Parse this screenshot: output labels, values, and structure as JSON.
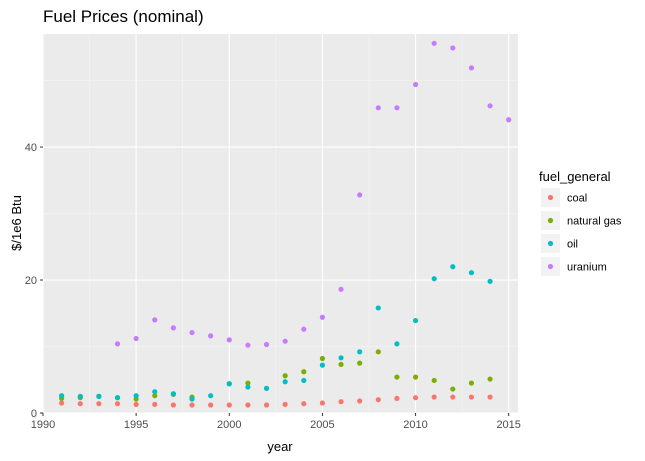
{
  "chart_data": {
    "type": "scatter",
    "title": "Fuel Prices (nominal)",
    "xlabel": "year",
    "ylabel": "$/1e6 Btu",
    "xlim": [
      1990,
      2015.5
    ],
    "ylim": [
      0,
      57
    ],
    "x_ticks": [
      1990,
      1995,
      2000,
      2005,
      2010,
      2015
    ],
    "y_ticks": [
      0,
      20,
      40
    ],
    "grid": true,
    "legend": {
      "title": "fuel_general",
      "placement": "right"
    },
    "series": [
      {
        "name": "coal",
        "color": "#F8766D",
        "points": [
          [
            1991,
            1.5
          ],
          [
            1992,
            1.4
          ],
          [
            1993,
            1.4
          ],
          [
            1994,
            1.4
          ],
          [
            1995,
            1.3
          ],
          [
            1996,
            1.3
          ],
          [
            1997,
            1.2
          ],
          [
            1998,
            1.2
          ],
          [
            1999,
            1.2
          ],
          [
            2000,
            1.2
          ],
          [
            2001,
            1.2
          ],
          [
            2002,
            1.2
          ],
          [
            2003,
            1.3
          ],
          [
            2004,
            1.4
          ],
          [
            2005,
            1.5
          ],
          [
            2006,
            1.7
          ],
          [
            2007,
            1.8
          ],
          [
            2008,
            2.0
          ],
          [
            2009,
            2.2
          ],
          [
            2010,
            2.3
          ],
          [
            2011,
            2.4
          ],
          [
            2012,
            2.4
          ],
          [
            2013,
            2.4
          ],
          [
            2014,
            2.4
          ]
        ]
      },
      {
        "name": "natural gas",
        "color": "#7CAE00",
        "points": [
          [
            1991,
            2.2
          ],
          [
            1992,
            2.3
          ],
          [
            1993,
            2.5
          ],
          [
            1994,
            2.3
          ],
          [
            1995,
            2.1
          ],
          [
            1996,
            2.6
          ],
          [
            1997,
            2.8
          ],
          [
            1998,
            2.4
          ],
          [
            2000,
            4.4
          ],
          [
            2001,
            4.5
          ],
          [
            2003,
            5.6
          ],
          [
            2004,
            6.2
          ],
          [
            2005,
            8.2
          ],
          [
            2006,
            7.3
          ],
          [
            2007,
            7.5
          ],
          [
            2008,
            9.2
          ],
          [
            2009,
            5.4
          ],
          [
            2010,
            5.4
          ],
          [
            2011,
            4.9
          ],
          [
            2012,
            3.6
          ],
          [
            2013,
            4.5
          ],
          [
            2014,
            5.1
          ]
        ]
      },
      {
        "name": "oil",
        "color": "#00BFC4",
        "points": [
          [
            1991,
            2.6
          ],
          [
            1992,
            2.5
          ],
          [
            1993,
            2.5
          ],
          [
            1994,
            2.3
          ],
          [
            1995,
            2.6
          ],
          [
            1996,
            3.2
          ],
          [
            1997,
            2.9
          ],
          [
            1998,
            2.1
          ],
          [
            1999,
            2.6
          ],
          [
            2000,
            4.4
          ],
          [
            2001,
            3.9
          ],
          [
            2002,
            3.7
          ],
          [
            2003,
            4.7
          ],
          [
            2004,
            4.9
          ],
          [
            2005,
            7.2
          ],
          [
            2006,
            8.3
          ],
          [
            2007,
            9.2
          ],
          [
            2008,
            15.8
          ],
          [
            2009,
            10.4
          ],
          [
            2010,
            13.9
          ],
          [
            2011,
            20.2
          ],
          [
            2012,
            22.0
          ],
          [
            2013,
            21.1
          ],
          [
            2014,
            19.8
          ]
        ]
      },
      {
        "name": "uranium",
        "color": "#C77CFF",
        "points": [
          [
            1994,
            10.4
          ],
          [
            1995,
            11.2
          ],
          [
            1996,
            14.0
          ],
          [
            1997,
            12.8
          ],
          [
            1998,
            12.1
          ],
          [
            1999,
            11.6
          ],
          [
            2000,
            11.0
          ],
          [
            2001,
            10.2
          ],
          [
            2002,
            10.3
          ],
          [
            2003,
            10.8
          ],
          [
            2004,
            12.6
          ],
          [
            2005,
            14.4
          ],
          [
            2006,
            18.6
          ],
          [
            2007,
            32.8
          ],
          [
            2008,
            45.9
          ],
          [
            2009,
            45.9
          ],
          [
            2010,
            49.4
          ],
          [
            2011,
            55.6
          ],
          [
            2012,
            54.9
          ],
          [
            2013,
            51.9
          ],
          [
            2014,
            46.2
          ],
          [
            2015,
            44.1
          ]
        ]
      }
    ]
  }
}
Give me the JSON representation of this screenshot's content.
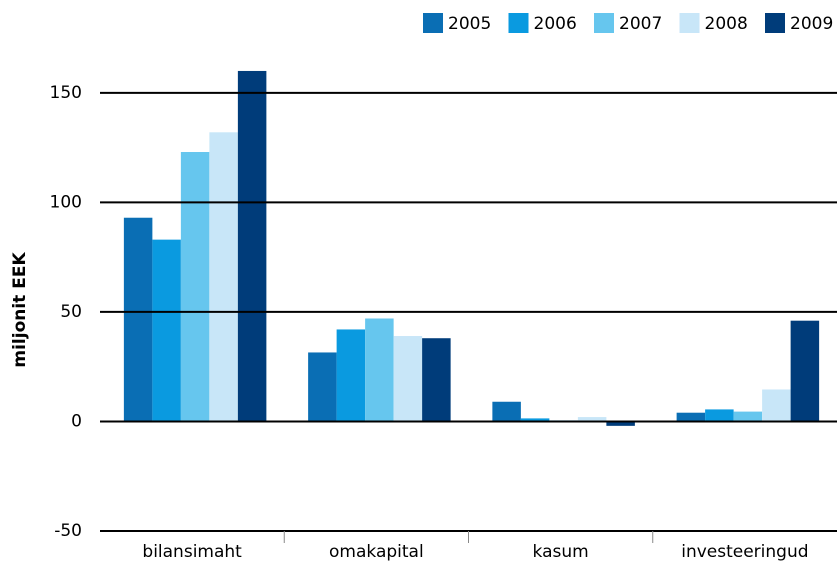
{
  "chart_data": {
    "type": "bar",
    "y_label": "miljonit EEK",
    "categories": [
      "bilansimaht",
      "omakapital",
      "kasum",
      "investeeringud"
    ],
    "series": [
      {
        "name": "2005",
        "color": "#0a6eb4",
        "values": [
          93,
          31.5,
          9,
          4
        ]
      },
      {
        "name": "2006",
        "color": "#0a9ae0",
        "values": [
          83,
          42,
          1.4,
          5.5
        ]
      },
      {
        "name": "2007",
        "color": "#66c6ee",
        "values": [
          123,
          47,
          0.5,
          4.5
        ]
      },
      {
        "name": "2008",
        "color": "#c8e6f8",
        "values": [
          132,
          39,
          2,
          14.6
        ]
      },
      {
        "name": "2009",
        "color": "#003c7a",
        "values": [
          160,
          38,
          -2,
          46
        ]
      }
    ],
    "ylim": [
      -50,
      165
    ],
    "yticks": [
      -50,
      0,
      50,
      100,
      150
    ],
    "grid": true,
    "legend": "top-right"
  }
}
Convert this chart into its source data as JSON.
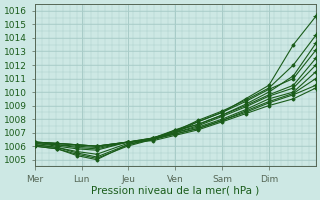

=====

WORK INSTRUCTIONS
Return each line of the data, keeping its wording exact and omitting pictures.

WORKED ANSWER
Parse this screenshot: output labels, values, and structure as JSON.
{
  "chart_data": {
    "type": "scatter",
    "title": "Fuel Prices (nominal)",
    "xlabel": "year",
    "ylabel": "$/1e6 Btu",
    "xlim": [
      1990,
      2015.5
    ],
    "ylim": [
      0,
      57
    ],
    "x_ticks": [
      1990,
      1995,
      2000,
      2005,
      2010,
      2015
    ],
    "y_ticks": [
      0,
      20,
      40
    ],
    "grid": true,
    "legend": {
      "title": "fuel_general",
      "placement": "right"
    },
    "series": [
      {
        "name": "coal",
        "color": "#F8766D",
        "points": [
          [
            1991,
            1.5
          ],
          [
            1992,
            1.4
          ],
          [
            1993,
            1.4
          ],
          [
            1994,
            1.4
          ],
          [
            1995,
            1.3
          ],
          [
            1996,
            1.3
          ],
          [
            1997,
            1.2
          ],
          [
            1998,
            1.2
          ],
          [
            1999,
            1.2
          ],
          [
            2000,
            1.2
          ],
          [
            2001,
            1.2
          ],
          [
            2002,
            1.2
          ],
          [
            2003,
            1.3
          ],
          [
            2004,
            1.4
          ],
          [
            2005,
            1.5
          ],
          [
            2006,
            1.7
          ],
          [
            2007,
            1.8
          ],
          [
            2008,
            2.0
          ],
          [
            2009,
            2.2
          ],
          [
            2010,
            2.3
          ],
          [
            2011,
            2.4
          ],
          [
            2012,
            2.4
          ],
          [
            2013,
            2.4
          ],
          [
            2014,
            2.4
          ]
        ]
      },
      {
        "name": "natural gas",
        "color": "#7CAE00",
        "points": [
          [
            1991,
            2.2
          ],
          [
            1992,
            2.3
          ],
          [
            1993,
            2.5
          ],
          [
            1994,
            2.3
          ],
          [
            1995,
            2.1
          ],
          [
            1996,
            2.6
          ],
          [
            1997,
            2.8
          ],
          [
            1998,
            2.4
          ],
          [
            2000,
            4.4
          ],
          [
            2001,
            4.5
          ],
          [
            2003,
            5.6
          ],
          [
            2004,
            6.2
          ],
          [
            2005,
            8.2
          ],
          [
            2006,
            7.3
          ],
          [
            2007,
            7.5
          ],
          [
            2008,
            9.2
          ],
          [
            2009,
            5.4
          ],
          [
            2010,
            5.4
          ],
          [
            2011,
            4.9
          ],
          [
            2012,
            3.6
          ],
          [
            2013,
            4.5
          ],
          [
            2014,
            5.1
          ]
        ]
      },
      {
        "name": "oil",
        "color": "#00BFC4",
        "points": [
          [
            1991,
            2.6
          ],
          [
            1992,
            2.5
          ],
          [
            1993,
            2.5
          ],
          [
            1994,
            2.3
          ],
          [
            1995,
            2.6
          ],
          [
            1996,
            3.2
          ],
          [
            1997,
            2.9
          ],
          [
            1998,
            2.1
          ],
          [
            1999,
            2.6
          ],
          [
            2000,
            4.4
          ],
          [
            2001,
            3.9
          ],
          [
            2002,
            3.7
          ],
          [
            2003,
            4.7
          ],
          [
            2004,
            4.9
          ],
          [
            2005,
            7.2
          ],
          [
            2006,
            8.3
          ],
          [
            2007,
            9.2
          ],
          [
            2008,
            15.8
          ],
          [
            2009,
            10.4
          ],
          [
            2010,
            13.9
          ],
          [
            2011,
            20.2
          ],
          [
            2012,
            22.0
          ],
          [
            2013,
            21.1
          ],
          [
            2014,
            19.8
          ]
        ]
      },
      {
        "name": "uranium",
        "color": "#C77CFF",
        "points": [
          [
            1994,
            10.4
          ],
          [
            1995,
            11.2
          ],
          [
            1996,
            14.0
          ],
          [
            1997,
            12.8
          ],
          [
            1998,
            12.1
          ],
          [
            1999,
            11.6
          ],
          [
            2000,
            11.0
          ],
          [
            2001,
            10.2
          ],
          [
            2002,
            10.3
          ],
          [
            2003,
            10.8
          ],
          [
            2004,
            12.6
          ],
          [
            2005,
            14.4
          ],
          [
            2006,
            18.6
          ],
          [
            2007,
            32.8
          ],
          [
            2008,
            45.9
          ],
          [
            2009,
            45.9
          ],
          [
            2010,
            49.4
          ],
          [
            2011,
            55.6
          ],
          [
            2012,
            54.9
          ],
          [
            2013,
            51.9
          ],
          [
            2014,
            46.2
          ],
          [
            2015,
            44.1
          ]
        ]
      }
    ]
  }
}
Give me the JSON representation of this screenshot's content.
{
  "chart_data": {
    "type": "bar",
    "y_label": "miljonit EEK",
    "categories": [
      "bilansimaht",
      "omakapital",
      "kasum",
      "investeeringud"
    ],
    "series": [
      {
        "name": "2005",
        "color": "#0a6eb4",
        "values": [
          93,
          31.5,
          9,
          4
        ]
      },
      {
        "name": "2006",
        "color": "#0a9ae0",
        "values": [
          83,
          42,
          1.4,
          5.5
        ]
      },
      {
        "name": "2007",
        "color": "#66c6ee",
        "values": [
          123,
          47,
          0.5,
          4.5
        ]
      },
      {
        "name": "2008",
        "color": "#c8e6f8",
        "values": [
          132,
          39,
          2,
          14.6
        ]
      },
      {
        "name": "2009",
        "color": "#003c7a",
        "values": [
          160,
          38,
          -2,
          46
        ]
      }
    ],
    "ylim": [
      -50,
      165
    ],
    "yticks": [
      -50,
      0,
      50,
      100,
      150
    ],
    "grid": true,
    "legend": "top-right"
  }
}
Convert this chart into its source data as JSON.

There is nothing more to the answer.